--- START Records for the task ---

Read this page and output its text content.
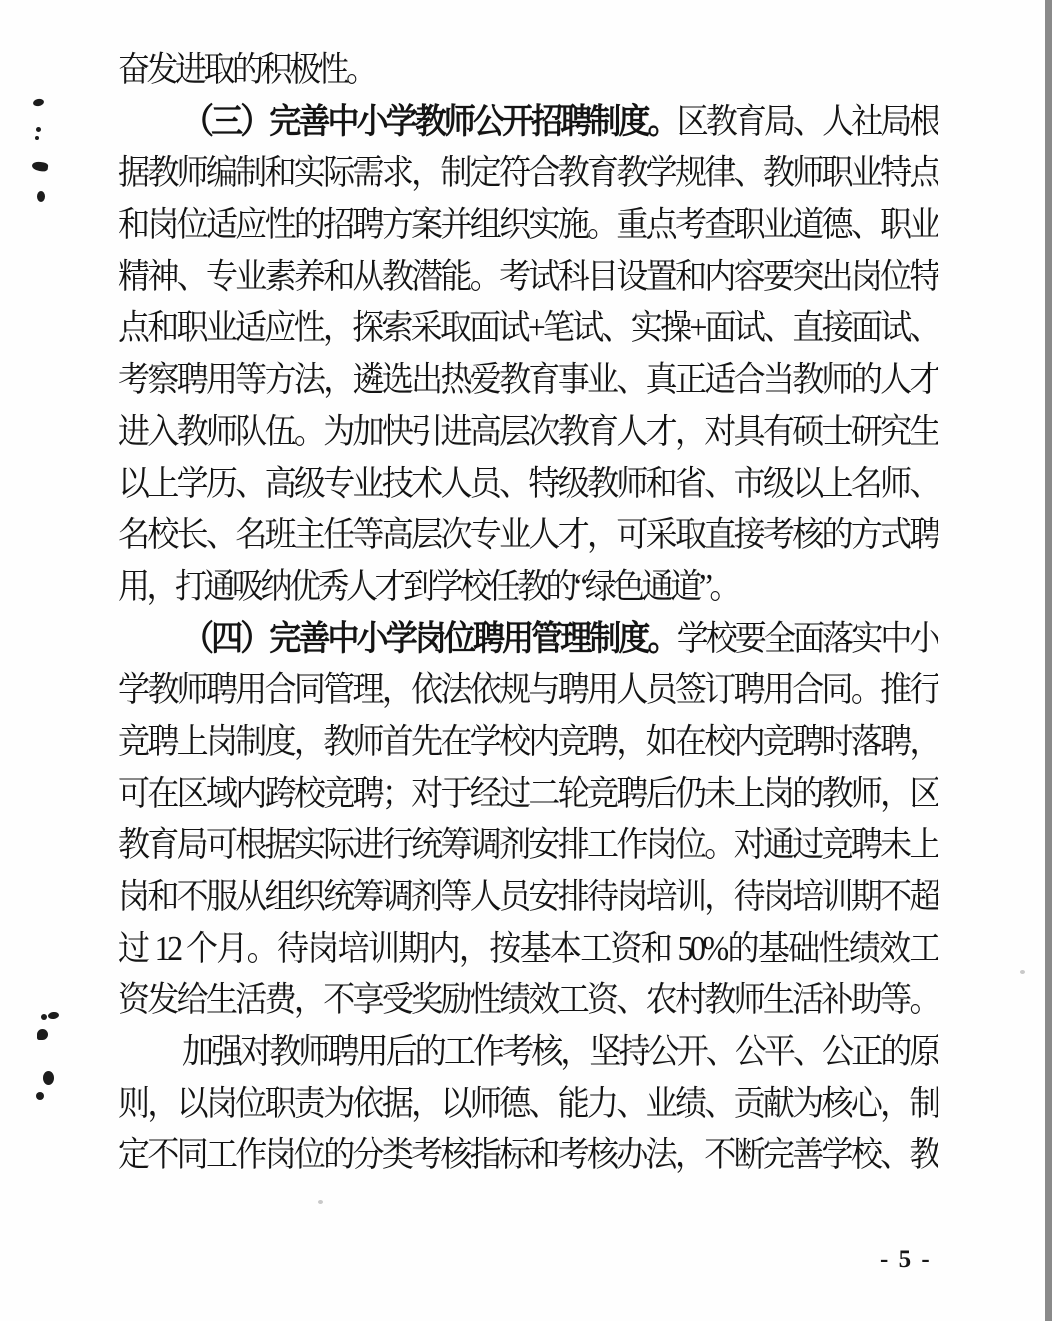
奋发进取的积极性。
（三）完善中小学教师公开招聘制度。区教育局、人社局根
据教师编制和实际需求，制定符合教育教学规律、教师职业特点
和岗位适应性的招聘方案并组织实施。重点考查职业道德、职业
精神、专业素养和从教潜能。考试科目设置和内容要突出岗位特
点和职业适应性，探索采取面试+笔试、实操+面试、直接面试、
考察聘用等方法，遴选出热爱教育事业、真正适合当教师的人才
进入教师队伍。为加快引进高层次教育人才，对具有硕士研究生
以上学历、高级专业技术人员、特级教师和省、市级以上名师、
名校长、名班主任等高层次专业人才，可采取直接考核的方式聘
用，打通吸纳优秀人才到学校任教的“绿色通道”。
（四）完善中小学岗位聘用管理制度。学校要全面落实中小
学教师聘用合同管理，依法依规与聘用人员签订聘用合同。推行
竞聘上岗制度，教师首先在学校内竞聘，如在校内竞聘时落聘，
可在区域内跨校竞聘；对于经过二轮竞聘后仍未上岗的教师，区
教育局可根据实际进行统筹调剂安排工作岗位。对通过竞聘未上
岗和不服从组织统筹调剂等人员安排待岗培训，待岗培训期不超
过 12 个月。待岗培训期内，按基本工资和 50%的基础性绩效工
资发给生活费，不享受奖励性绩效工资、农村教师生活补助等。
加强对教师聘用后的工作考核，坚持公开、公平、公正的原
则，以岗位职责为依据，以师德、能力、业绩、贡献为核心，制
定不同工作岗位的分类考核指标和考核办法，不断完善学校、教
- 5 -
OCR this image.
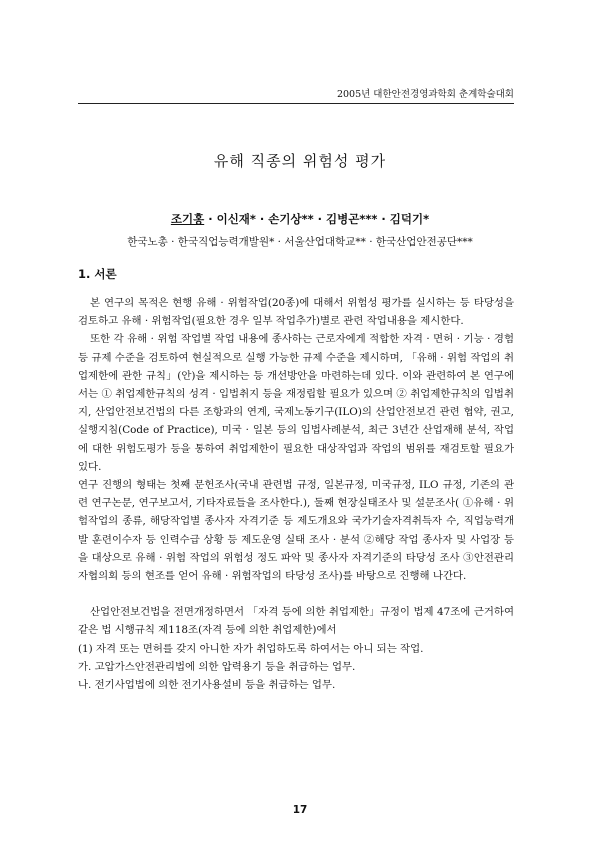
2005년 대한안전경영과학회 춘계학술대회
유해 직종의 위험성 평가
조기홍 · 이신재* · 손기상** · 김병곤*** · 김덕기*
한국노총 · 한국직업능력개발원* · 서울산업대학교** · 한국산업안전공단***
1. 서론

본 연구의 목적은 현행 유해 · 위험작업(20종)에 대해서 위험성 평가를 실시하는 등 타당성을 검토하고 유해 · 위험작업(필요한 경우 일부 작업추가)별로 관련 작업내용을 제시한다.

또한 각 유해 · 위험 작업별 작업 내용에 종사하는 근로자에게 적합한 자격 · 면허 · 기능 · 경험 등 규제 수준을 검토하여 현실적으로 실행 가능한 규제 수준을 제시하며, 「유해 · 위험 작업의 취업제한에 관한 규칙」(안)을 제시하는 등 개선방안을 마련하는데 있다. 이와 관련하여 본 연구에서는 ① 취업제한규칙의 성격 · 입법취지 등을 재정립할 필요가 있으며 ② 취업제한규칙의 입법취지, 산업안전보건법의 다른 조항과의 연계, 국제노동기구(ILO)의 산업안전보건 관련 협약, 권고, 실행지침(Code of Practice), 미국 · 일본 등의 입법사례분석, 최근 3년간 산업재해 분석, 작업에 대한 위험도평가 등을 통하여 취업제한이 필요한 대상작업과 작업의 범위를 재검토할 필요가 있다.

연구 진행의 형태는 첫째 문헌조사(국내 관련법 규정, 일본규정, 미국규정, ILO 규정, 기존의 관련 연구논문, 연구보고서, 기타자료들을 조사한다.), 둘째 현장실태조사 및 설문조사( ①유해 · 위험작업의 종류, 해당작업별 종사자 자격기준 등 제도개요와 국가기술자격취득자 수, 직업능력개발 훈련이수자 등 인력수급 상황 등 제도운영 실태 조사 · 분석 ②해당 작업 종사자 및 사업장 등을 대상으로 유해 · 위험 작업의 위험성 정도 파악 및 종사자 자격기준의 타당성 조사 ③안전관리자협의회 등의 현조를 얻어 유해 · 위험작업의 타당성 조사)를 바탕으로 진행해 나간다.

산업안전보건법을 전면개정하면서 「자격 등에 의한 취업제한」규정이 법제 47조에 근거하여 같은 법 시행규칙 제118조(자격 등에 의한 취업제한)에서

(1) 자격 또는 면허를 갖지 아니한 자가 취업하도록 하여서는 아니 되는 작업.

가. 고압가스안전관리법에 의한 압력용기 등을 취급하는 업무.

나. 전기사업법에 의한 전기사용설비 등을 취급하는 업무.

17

--- END Records for the task ---
--- START Records for the task ---

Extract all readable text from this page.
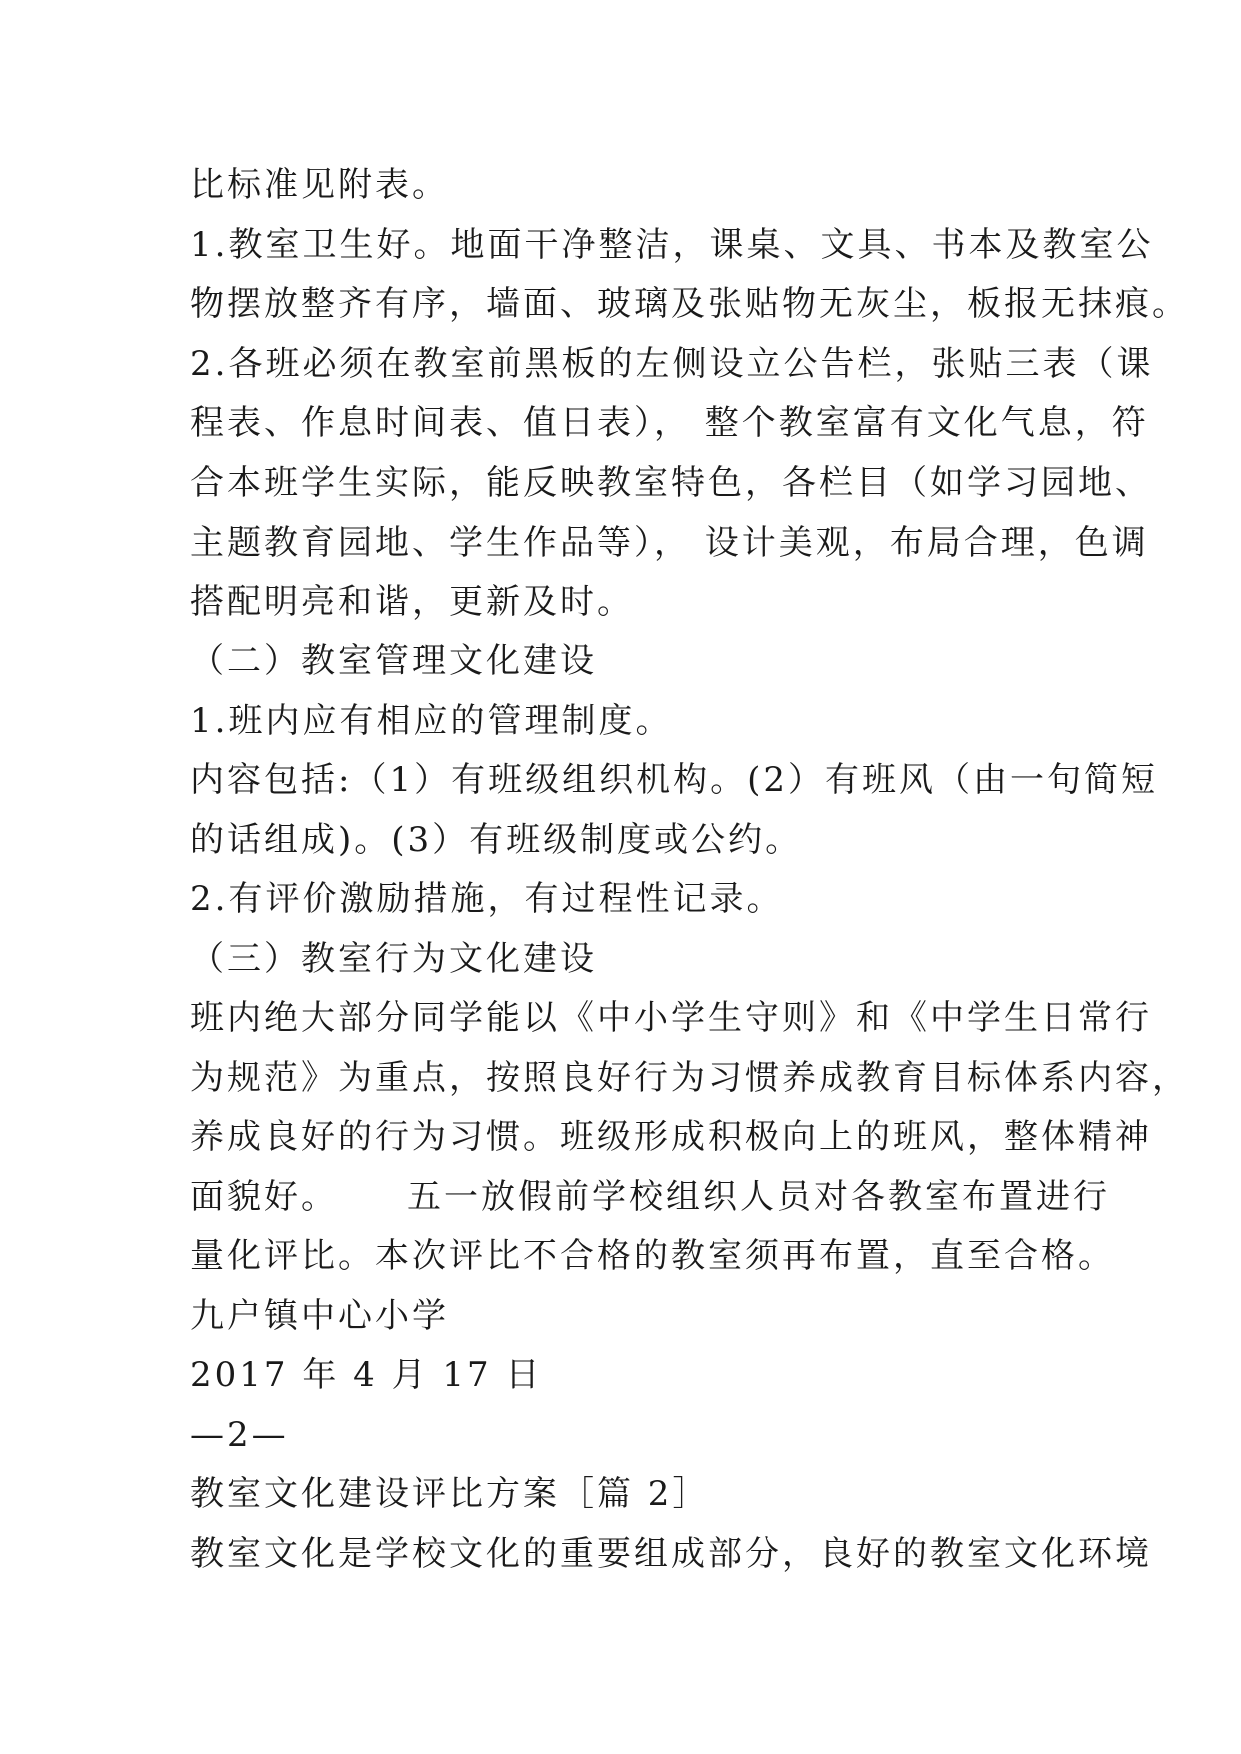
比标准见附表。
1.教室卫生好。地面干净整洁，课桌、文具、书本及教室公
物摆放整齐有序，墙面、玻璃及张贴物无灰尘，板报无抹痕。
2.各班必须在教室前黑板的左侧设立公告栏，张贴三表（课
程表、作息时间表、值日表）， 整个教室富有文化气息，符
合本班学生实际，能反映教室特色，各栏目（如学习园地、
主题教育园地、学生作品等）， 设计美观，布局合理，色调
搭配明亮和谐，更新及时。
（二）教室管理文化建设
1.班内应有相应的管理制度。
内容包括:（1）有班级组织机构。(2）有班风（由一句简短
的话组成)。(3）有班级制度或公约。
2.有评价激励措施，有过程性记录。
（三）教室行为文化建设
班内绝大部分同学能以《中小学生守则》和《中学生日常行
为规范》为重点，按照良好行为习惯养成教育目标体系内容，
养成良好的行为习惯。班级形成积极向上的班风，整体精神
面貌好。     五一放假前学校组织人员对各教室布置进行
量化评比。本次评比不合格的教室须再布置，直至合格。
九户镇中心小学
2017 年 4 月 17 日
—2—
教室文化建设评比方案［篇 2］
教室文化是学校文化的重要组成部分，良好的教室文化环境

--- END Records for the task ---

— Job —
Pull every line containing the word "page" out of the entries above.

— Task result —
Read this page and output its text content.
Extract all readable text from this page.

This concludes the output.